* [REQUIRED WORK]: In your copy, include every line of the listing below exactly but none of the pictures.

* [EXTRACTED MATERIAL]:
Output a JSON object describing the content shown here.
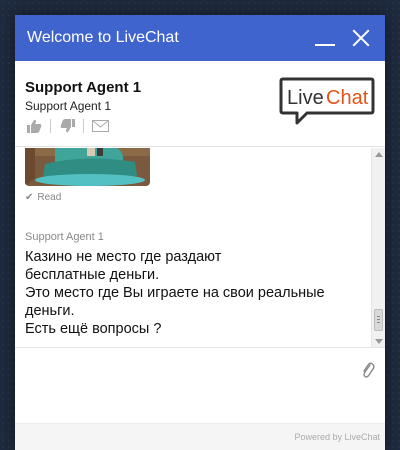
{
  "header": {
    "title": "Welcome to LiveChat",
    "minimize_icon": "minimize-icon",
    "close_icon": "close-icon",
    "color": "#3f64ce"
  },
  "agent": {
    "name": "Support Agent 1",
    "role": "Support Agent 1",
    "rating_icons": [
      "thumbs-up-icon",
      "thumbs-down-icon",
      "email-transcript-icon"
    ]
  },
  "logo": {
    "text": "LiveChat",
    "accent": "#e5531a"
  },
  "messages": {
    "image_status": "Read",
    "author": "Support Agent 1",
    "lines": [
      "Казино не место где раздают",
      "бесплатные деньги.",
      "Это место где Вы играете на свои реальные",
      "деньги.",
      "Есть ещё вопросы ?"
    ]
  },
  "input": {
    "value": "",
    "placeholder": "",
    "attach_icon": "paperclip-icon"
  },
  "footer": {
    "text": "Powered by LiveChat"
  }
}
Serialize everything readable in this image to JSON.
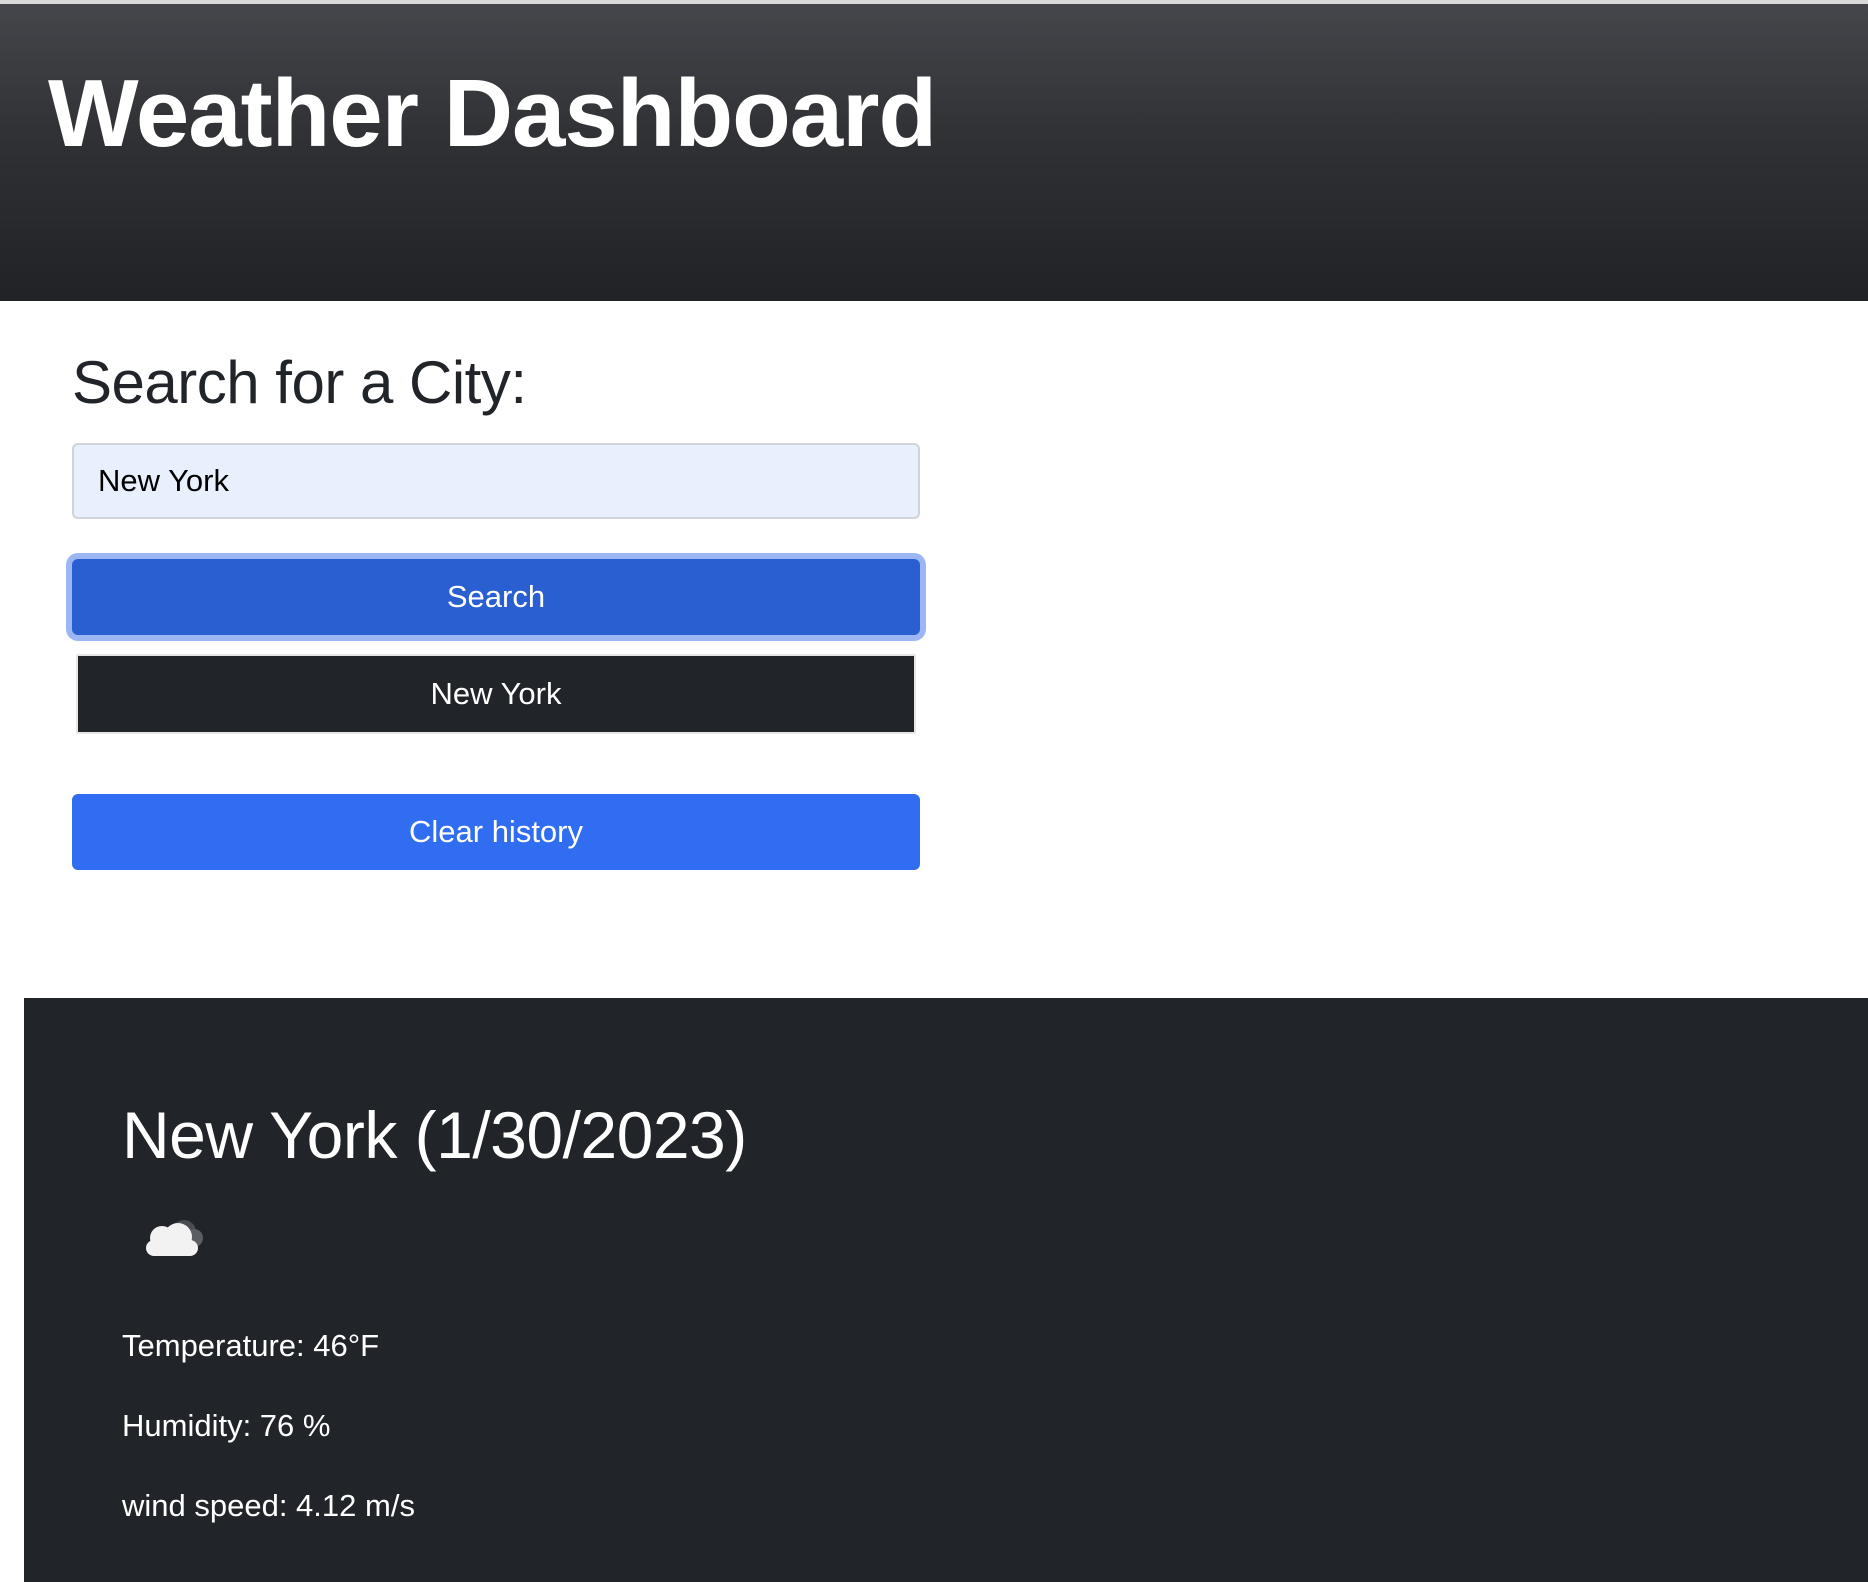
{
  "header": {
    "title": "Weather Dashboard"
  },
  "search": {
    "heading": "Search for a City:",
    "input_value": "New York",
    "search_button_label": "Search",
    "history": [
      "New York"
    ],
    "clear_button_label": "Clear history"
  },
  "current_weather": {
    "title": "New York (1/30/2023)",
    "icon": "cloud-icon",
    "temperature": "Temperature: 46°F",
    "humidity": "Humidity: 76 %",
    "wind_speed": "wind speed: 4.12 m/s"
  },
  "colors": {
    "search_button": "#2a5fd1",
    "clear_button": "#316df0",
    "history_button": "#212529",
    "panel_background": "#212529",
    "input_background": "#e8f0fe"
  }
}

* [SOLUTION]:
Output a JSON object describing the content shown here.
{
  "header": {
    "title": "Welcome to LiveChat",
    "minimize_icon": "minimize-icon",
    "close_icon": "close-icon",
    "color": "#3f64ce"
  },
  "agent": {
    "name": "Support Agent 1",
    "role": "Support Agent 1",
    "rating_icons": [
      "thumbs-up-icon",
      "thumbs-down-icon",
      "email-transcript-icon"
    ]
  },
  "logo": {
    "text": "LiveChat",
    "accent": "#e5531a"
  },
  "messages": {
    "image_status": "Read",
    "author": "Support Agent 1",
    "lines": [
      "Казино не место где раздают",
      "бесплатные деньги.",
      "Это место где Вы играете на свои реальные",
      "деньги.",
      "Есть ещё вопросы ?"
    ]
  },
  "input": {
    "value": "",
    "placeholder": "",
    "attach_icon": "paperclip-icon"
  },
  "footer": {
    "text": "Powered by LiveChat"
  }
}
Serialize everything readable in this image to JSON.
{
  "header": {
    "title": "Weather Dashboard"
  },
  "search": {
    "heading": "Search for a City:",
    "input_value": "New York",
    "search_button_label": "Search",
    "history": [
      "New York"
    ],
    "clear_button_label": "Clear history"
  },
  "current_weather": {
    "title": "New York (1/30/2023)",
    "icon": "cloud-icon",
    "temperature": "Temperature: 46°F",
    "humidity": "Humidity: 76 %",
    "wind_speed": "wind speed: 4.12 m/s"
  },
  "colors": {
    "search_button": "#2a5fd1",
    "clear_button": "#316df0",
    "history_button": "#212529",
    "panel_background": "#212529",
    "input_background": "#e8f0fe"
  }
}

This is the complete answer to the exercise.